Count 14 - Criminal Use of a Communication Facility, 18
Pa.C.S.A. § 7512(a), 3rd degree felony.
At Case Number 4748 C 2012:
Count 1 - Indecent Assault of a Child, 18 Pa.C.S.A. § 3126(a)(7),
3rd degree felony.
Count 2 - Indecent Assault - lack of consent, 18 Pa.C.S.A.
§ 3126(a)(1), 2nd degree misdemeanor.
Count 3 - Indecent Assault on child under 16, [Appellant] at
least 4 years older, in 18 Pa.C.S.A. 3126(a)(8), 2nd degree
misdemeanor.
Count 4 - Unlawful Contact or Communication With Minor, 18
Pa.C.S.A. § 6318(a)(1), 3rd degree felony.

=-=-=-=-=

**DIRECTIVE A**: Edit the records in the stretch from the line containing "y-tick-label: 8.0e+3: [80, 204, 135, 226]" through the line containing "legend-label: m/z 58: [1075, 30, 1119, 47]", replacing "y-tick-label" with "y-axis-tick" and leaving everything else unchanged.
The text and the records are unrelated to each other.

=-=-=-=-=

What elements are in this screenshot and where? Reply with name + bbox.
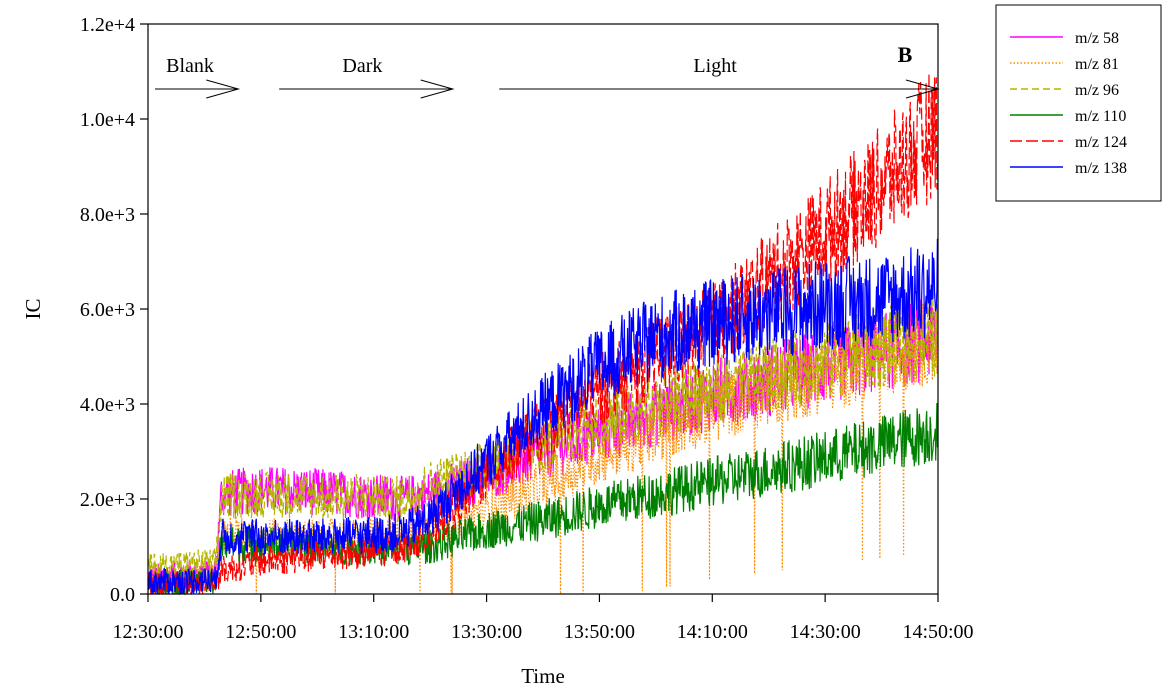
y-tick-label: 8.0e+3: [80, 204, 135, 226]
legend-label: m/z 124: [1075, 134, 1127, 151]
x-tick-label: 14:50:00: [902, 621, 973, 643]
legend-label: m/z 138: [1075, 160, 1127, 177]
y-tick-label: 1.2e+4: [80, 14, 135, 36]
y-tick-label: 2.0e+3: [80, 489, 135, 511]
legend-label: m/z 96: [1075, 82, 1119, 99]
legend: m/z 58 m/z 81 m/z 96 m/z 110 m/z 124 m/z 138: [995, 4, 1162, 202]
series-line-m-z-138: [147, 238, 939, 595]
y-tick-label: 1.0e+4: [80, 109, 135, 131]
x-tick-label: 13:10:00: [338, 621, 409, 643]
x-tick-label: 14:30:00: [790, 621, 861, 643]
phase-label-blank: Blank: [166, 55, 214, 77]
x-axis-title: Time: [521, 664, 565, 688]
legend-label: m/z 110: [1075, 108, 1126, 125]
x-tick-label: 14:10:00: [677, 621, 748, 643]
x-tick-label: 13:50:00: [564, 621, 635, 643]
legend-label: m/z 81: [1075, 56, 1119, 73]
x-tick-label: 12:30:00: [112, 621, 183, 643]
phase-label-dark: Dark: [342, 55, 382, 77]
series-line-m-z-96: [147, 293, 939, 583]
y-axis-title: IC: [21, 299, 45, 320]
y-tick-label: 4.0e+3: [80, 394, 135, 416]
x-tick-label: 12:50:00: [225, 621, 296, 643]
legend-label: m/z 58: [1075, 30, 1119, 47]
phase-arrowhead-light: [905, 79, 940, 99]
x-tick-label: 13:30:00: [451, 621, 522, 643]
phase-annotations: Blank Dark Light: [155, 55, 940, 99]
phase-label-light: Light: [693, 55, 737, 77]
axes-group: 12:30:00 12:50:00 13:10:00 13:30:00 13:50:00…: [80, 14, 974, 643]
panel-label: B: [898, 42, 913, 67]
phase-arrowhead-dark: [420, 79, 455, 99]
y-tick-label: 6.0e+3: [80, 299, 135, 321]
y-tick-label: 0.0: [110, 584, 135, 606]
plot-series-group: [147, 72, 939, 596]
phase-arrowhead-blank: [206, 79, 241, 99]
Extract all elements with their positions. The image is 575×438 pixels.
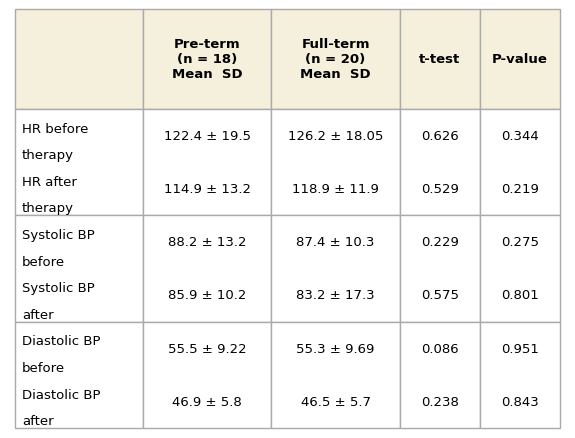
Text: Diastolic BP: Diastolic BP	[22, 335, 101, 348]
Bar	[15, 215, 143, 322]
Text: Full-term
(n = 20)
Mean  SD: Full-term (n = 20) Mean SD	[300, 38, 371, 81]
Bar	[15, 110, 143, 215]
Text: 0.951: 0.951	[501, 342, 539, 355]
Text: Systolic BP: Systolic BP	[22, 229, 95, 241]
Bar	[400, 322, 480, 428]
Text: therapy: therapy	[22, 149, 74, 162]
Text: 0.086: 0.086	[421, 342, 459, 355]
Text: 118.9 ± 11.9: 118.9 ± 11.9	[292, 183, 379, 196]
Bar	[143, 322, 271, 428]
Bar	[400, 215, 480, 322]
Text: 83.2 ± 17.3: 83.2 ± 17.3	[296, 289, 375, 302]
Bar	[143, 110, 271, 215]
Bar	[400, 10, 480, 110]
Text: 0.229: 0.229	[421, 236, 459, 249]
Text: 0.801: 0.801	[501, 289, 539, 302]
Text: 0.238: 0.238	[421, 395, 459, 408]
Text: 0.843: 0.843	[501, 395, 539, 408]
Bar	[143, 10, 271, 110]
Text: before: before	[22, 361, 65, 374]
Text: HR before: HR before	[22, 122, 89, 135]
Text: 126.2 ± 18.05: 126.2 ± 18.05	[288, 130, 384, 142]
Bar	[480, 10, 560, 110]
Text: 46.5 ± 5.7: 46.5 ± 5.7	[301, 395, 371, 408]
Text: 55.3 ± 9.69: 55.3 ± 9.69	[296, 342, 375, 355]
Text: 0.626: 0.626	[421, 130, 459, 142]
Text: Pre-term
(n = 18)
Mean  SD: Pre-term (n = 18) Mean SD	[172, 38, 243, 81]
Text: after: after	[22, 308, 53, 321]
Bar	[271, 322, 400, 428]
Text: 114.9 ± 13.2: 114.9 ± 13.2	[164, 183, 251, 196]
Text: Diastolic BP: Diastolic BP	[22, 388, 101, 401]
Text: HR after: HR after	[22, 175, 77, 188]
Text: therapy: therapy	[22, 202, 74, 215]
Bar	[480, 215, 560, 322]
Text: 0.275: 0.275	[501, 236, 539, 249]
Bar	[480, 322, 560, 428]
Text: 0.575: 0.575	[421, 289, 459, 302]
Text: 46.9 ± 5.8: 46.9 ± 5.8	[172, 395, 242, 408]
Bar	[271, 110, 400, 215]
Text: P-value: P-value	[492, 53, 548, 66]
Text: 0.529: 0.529	[421, 183, 459, 196]
Bar	[15, 322, 143, 428]
Text: 87.4 ± 10.3: 87.4 ± 10.3	[296, 236, 375, 249]
Bar	[400, 110, 480, 215]
Text: 88.2 ± 13.2: 88.2 ± 13.2	[168, 236, 247, 249]
Bar	[15, 10, 143, 110]
Bar	[480, 110, 560, 215]
Text: 0.219: 0.219	[501, 183, 539, 196]
Bar	[271, 215, 400, 322]
Text: 85.9 ± 10.2: 85.9 ± 10.2	[168, 289, 247, 302]
Text: before: before	[22, 255, 65, 268]
Text: 0.344: 0.344	[501, 130, 539, 142]
Bar	[143, 215, 271, 322]
Bar	[271, 10, 400, 110]
Text: Systolic BP: Systolic BP	[22, 282, 95, 294]
Text: t-test: t-test	[419, 53, 461, 66]
Text: 122.4 ± 19.5: 122.4 ± 19.5	[164, 130, 251, 142]
Text: after: after	[22, 414, 53, 427]
Text: 55.5 ± 9.22: 55.5 ± 9.22	[168, 342, 247, 355]
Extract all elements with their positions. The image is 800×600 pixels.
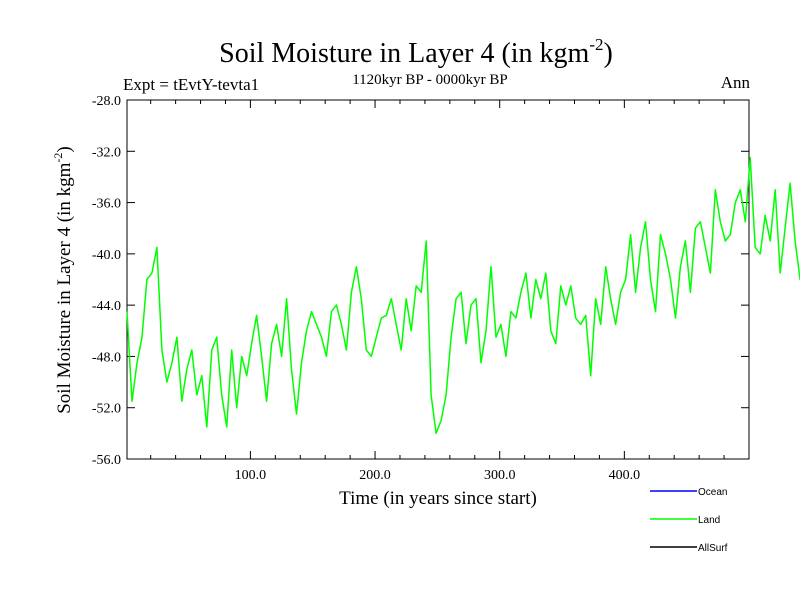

=-=-=-=-=

**DIRECTIVE B**:
Answer these questions from the list of criminal counts:
(i) What case number is given for the counts listed after it?
(ii) Which statute is cited for Count 4, Unlawful Contact or Communication With Minor?
(iii) What grade of offense is Count 2, Indecent Assault - lack of consent?

**FULL SOLUTION A**:
y-axis-tick: 8.0e+3: [80, 204, 135, 226]
legend-label: m/z 124: [1075, 134, 1127, 151]
x-tick-label: 14:50:00: [902, 621, 973, 643]
legend-label: m/z 138: [1075, 160, 1127, 177]
y-axis-tick: 1.2e+4: [80, 14, 135, 36]
y-axis-tick: 2.0e+3: [80, 489, 135, 511]
legend-label: m/z 96: [1075, 82, 1119, 99]
legend: m/z 58 m/z 81 m/z 96 m/z 110 m/z 124 m/z 138: [995, 4, 1162, 202]
series-line-m-z-138: [147, 238, 939, 595]
y-axis-tick: 1.0e+4: [80, 109, 135, 131]
x-tick-label: 13:10:00: [338, 621, 409, 643]
x-tick-label: 14:30:00: [790, 621, 861, 643]
phase-label-blank: Blank: [166, 55, 214, 77]
x-axis-title: Time: [521, 664, 565, 688]
legend-label: m/z 110: [1075, 108, 1126, 125]
x-tick-label: 14:10:00: [677, 621, 748, 643]
x-tick-label: 13:50:00: [564, 621, 635, 643]
legend-label: m/z 81: [1075, 56, 1119, 73]
x-tick-label: 12:30:00: [112, 621, 183, 643]
phase-label-dark: Dark: [342, 55, 382, 77]
series-line-m-z-96: [147, 293, 939, 583]
y-axis-title: IC: [21, 299, 45, 320]
y-axis-tick: 4.0e+3: [80, 394, 135, 416]
x-tick-label: 12:50:00: [225, 621, 296, 643]
legend-label: m/z 58: [1075, 30, 1119, 47]

**FULL SOLUTION B**:
(i) 4748 C 2012
(ii) 18 Pa.C.S.A. § 6318(a)(1)
(iii) A 2nd degree misdemeanor